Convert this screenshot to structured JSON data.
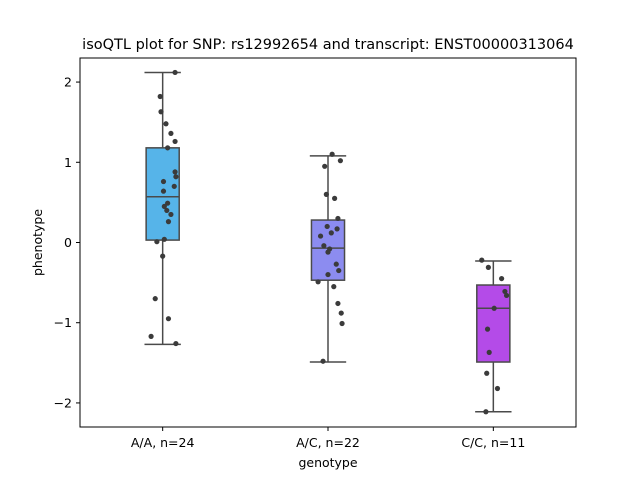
{
  "chart_data": {
    "type": "box",
    "title": "isoQTL plot for SNP: rs12992654 and transcript: ENST00000313064",
    "xlabel": "genotype",
    "ylabel": "phenotype",
    "ylim": [
      -2.3,
      2.3
    ],
    "yticks": [
      -2,
      -1,
      0,
      1,
      2
    ],
    "grid": false,
    "categories": [
      "A/A, n=24",
      "A/C, n=22",
      "C/C, n=11"
    ],
    "colors": [
      "#56b4e9",
      "#8c8cf0",
      "#b44be8"
    ],
    "boxes": [
      {
        "q1": 0.03,
        "median": 0.57,
        "q3": 1.18,
        "whisker_low": -1.27,
        "whisker_high": 2.12
      },
      {
        "q1": -0.47,
        "median": -0.07,
        "q3": 0.28,
        "whisker_low": -1.49,
        "whisker_high": 1.08
      },
      {
        "q1": -1.49,
        "median": -0.82,
        "q3": -0.53,
        "whisker_low": -2.11,
        "whisker_high": -0.23
      }
    ],
    "points": [
      [
        {
          "x": 0.15,
          "y": 2.12
        },
        {
          "x": -0.03,
          "y": 1.82
        },
        {
          "x": -0.02,
          "y": 1.63
        },
        {
          "x": 0.04,
          "y": 1.48
        },
        {
          "x": 0.1,
          "y": 1.36
        },
        {
          "x": 0.15,
          "y": 1.26
        },
        {
          "x": 0.06,
          "y": 1.18
        },
        {
          "x": 0.15,
          "y": 0.88
        },
        {
          "x": 0.16,
          "y": 0.82
        },
        {
          "x": 0.01,
          "y": 0.76
        },
        {
          "x": 0.14,
          "y": 0.7
        },
        {
          "x": 0.01,
          "y": 0.64
        },
        {
          "x": 0.06,
          "y": 0.49
        },
        {
          "x": 0.02,
          "y": 0.45
        },
        {
          "x": 0.05,
          "y": 0.4
        },
        {
          "x": 0.1,
          "y": 0.35
        },
        {
          "x": 0.07,
          "y": 0.26
        },
        {
          "x": 0.02,
          "y": 0.04
        },
        {
          "x": -0.07,
          "y": 0.01
        },
        {
          "x": 0.0,
          "y": -0.17
        },
        {
          "x": -0.09,
          "y": -0.7
        },
        {
          "x": 0.07,
          "y": -0.95
        },
        {
          "x": -0.14,
          "y": -1.17
        },
        {
          "x": 0.16,
          "y": -1.26
        }
      ],
      [
        {
          "x": 0.05,
          "y": 1.1
        },
        {
          "x": 0.15,
          "y": 1.02
        },
        {
          "x": -0.04,
          "y": 0.95
        },
        {
          "x": -0.02,
          "y": 0.6
        },
        {
          "x": 0.08,
          "y": 0.55
        },
        {
          "x": 0.12,
          "y": 0.3
        },
        {
          "x": -0.01,
          "y": 0.2
        },
        {
          "x": 0.11,
          "y": 0.17
        },
        {
          "x": 0.04,
          "y": 0.12
        },
        {
          "x": -0.09,
          "y": 0.08
        },
        {
          "x": -0.05,
          "y": -0.04
        },
        {
          "x": 0.0,
          "y": -0.12
        },
        {
          "x": 0.02,
          "y": -0.08
        },
        {
          "x": 0.1,
          "y": -0.27
        },
        {
          "x": 0.13,
          "y": -0.35
        },
        {
          "x": 0.0,
          "y": -0.4
        },
        {
          "x": -0.12,
          "y": -0.49
        },
        {
          "x": 0.07,
          "y": -0.55
        },
        {
          "x": 0.12,
          "y": -0.76
        },
        {
          "x": 0.16,
          "y": -0.88
        },
        {
          "x": 0.17,
          "y": -1.01
        },
        {
          "x": -0.06,
          "y": -1.48
        }
      ],
      [
        {
          "x": -0.14,
          "y": -0.22
        },
        {
          "x": -0.06,
          "y": -0.31
        },
        {
          "x": 0.1,
          "y": -0.45
        },
        {
          "x": 0.14,
          "y": -0.61
        },
        {
          "x": 0.16,
          "y": -0.66
        },
        {
          "x": 0.01,
          "y": -0.82
        },
        {
          "x": -0.07,
          "y": -1.08
        },
        {
          "x": -0.05,
          "y": -1.37
        },
        {
          "x": -0.08,
          "y": -1.63
        },
        {
          "x": 0.05,
          "y": -1.82
        },
        {
          "x": -0.09,
          "y": -2.11
        }
      ]
    ]
  }
}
--------------------
* **Exercise brief**
Skip every picture and transcribe the data above exactly.

* **Result of the exercise**
Convert this screenshot to structured JSON data.
{
  "chart_data": {
    "type": "box",
    "title": "isoQTL plot for SNP: rs12992654 and transcript: ENST00000313064",
    "xlabel": "genotype",
    "ylabel": "phenotype",
    "ylim": [
      -2.3,
      2.3
    ],
    "yticks": [
      -2,
      -1,
      0,
      1,
      2
    ],
    "grid": false,
    "categories": [
      "A/A, n=24",
      "A/C, n=22",
      "C/C, n=11"
    ],
    "colors": [
      "#56b4e9",
      "#8c8cf0",
      "#b44be8"
    ],
    "boxes": [
      {
        "q1": 0.03,
        "median": 0.57,
        "q3": 1.18,
        "whisker_low": -1.27,
        "whisker_high": 2.12
      },
      {
        "q1": -0.47,
        "median": -0.07,
        "q3": 0.28,
        "whisker_low": -1.49,
        "whisker_high": 1.08
      },
      {
        "q1": -1.49,
        "median": -0.82,
        "q3": -0.53,
        "whisker_low": -2.11,
        "whisker_high": -0.23
      }
    ],
    "points": [
      [
        {
          "x": 0.15,
          "y": 2.12
        },
        {
          "x": -0.03,
          "y": 1.82
        },
        {
          "x": -0.02,
          "y": 1.63
        },
        {
          "x": 0.04,
          "y": 1.48
        },
        {
          "x": 0.1,
          "y": 1.36
        },
        {
          "x": 0.15,
          "y": 1.26
        },
        {
          "x": 0.06,
          "y": 1.18
        },
        {
          "x": 0.15,
          "y": 0.88
        },
        {
          "x": 0.16,
          "y": 0.82
        },
        {
          "x": 0.01,
          "y": 0.76
        },
        {
          "x": 0.14,
          "y": 0.7
        },
        {
          "x": 0.01,
          "y": 0.64
        },
        {
          "x": 0.06,
          "y": 0.49
        },
        {
          "x": 0.02,
          "y": 0.45
        },
        {
          "x": 0.05,
          "y": 0.4
        },
        {
          "x": 0.1,
          "y": 0.35
        },
        {
          "x": 0.07,
          "y": 0.26
        },
        {
          "x": 0.02,
          "y": 0.04
        },
        {
          "x": -0.07,
          "y": 0.01
        },
        {
          "x": 0.0,
          "y": -0.17
        },
        {
          "x": -0.09,
          "y": -0.7
        },
        {
          "x": 0.07,
          "y": -0.95
        },
        {
          "x": -0.14,
          "y": -1.17
        },
        {
          "x": 0.16,
          "y": -1.26
        }
      ],
      [
        {
          "x": 0.05,
          "y": 1.1
        },
        {
          "x": 0.15,
          "y": 1.02
        },
        {
          "x": -0.04,
          "y": 0.95
        },
        {
          "x": -0.02,
          "y": 0.6
        },
        {
          "x": 0.08,
          "y": 0.55
        },
        {
          "x": 0.12,
          "y": 0.3
        },
        {
          "x": -0.01,
          "y": 0.2
        },
        {
          "x": 0.11,
          "y": 0.17
        },
        {
          "x": 0.04,
          "y": 0.12
        },
        {
          "x": -0.09,
          "y": 0.08
        },
        {
          "x": -0.05,
          "y": -0.04
        },
        {
          "x": 0.0,
          "y": -0.12
        },
        {
          "x": 0.02,
          "y": -0.08
        },
        {
          "x": 0.1,
          "y": -0.27
        },
        {
          "x": 0.13,
          "y": -0.35
        },
        {
          "x": 0.0,
          "y": -0.4
        },
        {
          "x": -0.12,
          "y": -0.49
        },
        {
          "x": 0.07,
          "y": -0.55
        },
        {
          "x": 0.12,
          "y": -0.76
        },
        {
          "x": 0.16,
          "y": -0.88
        },
        {
          "x": 0.17,
          "y": -1.01
        },
        {
          "x": -0.06,
          "y": -1.48
        }
      ],
      [
        {
          "x": -0.14,
          "y": -0.22
        },
        {
          "x": -0.06,
          "y": -0.31
        },
        {
          "x": 0.1,
          "y": -0.45
        },
        {
          "x": 0.14,
          "y": -0.61
        },
        {
          "x": 0.16,
          "y": -0.66
        },
        {
          "x": 0.01,
          "y": -0.82
        },
        {
          "x": -0.07,
          "y": -1.08
        },
        {
          "x": -0.05,
          "y": -1.37
        },
        {
          "x": -0.08,
          "y": -1.63
        },
        {
          "x": 0.05,
          "y": -1.82
        },
        {
          "x": -0.09,
          "y": -2.11
        }
      ]
    ]
  }
}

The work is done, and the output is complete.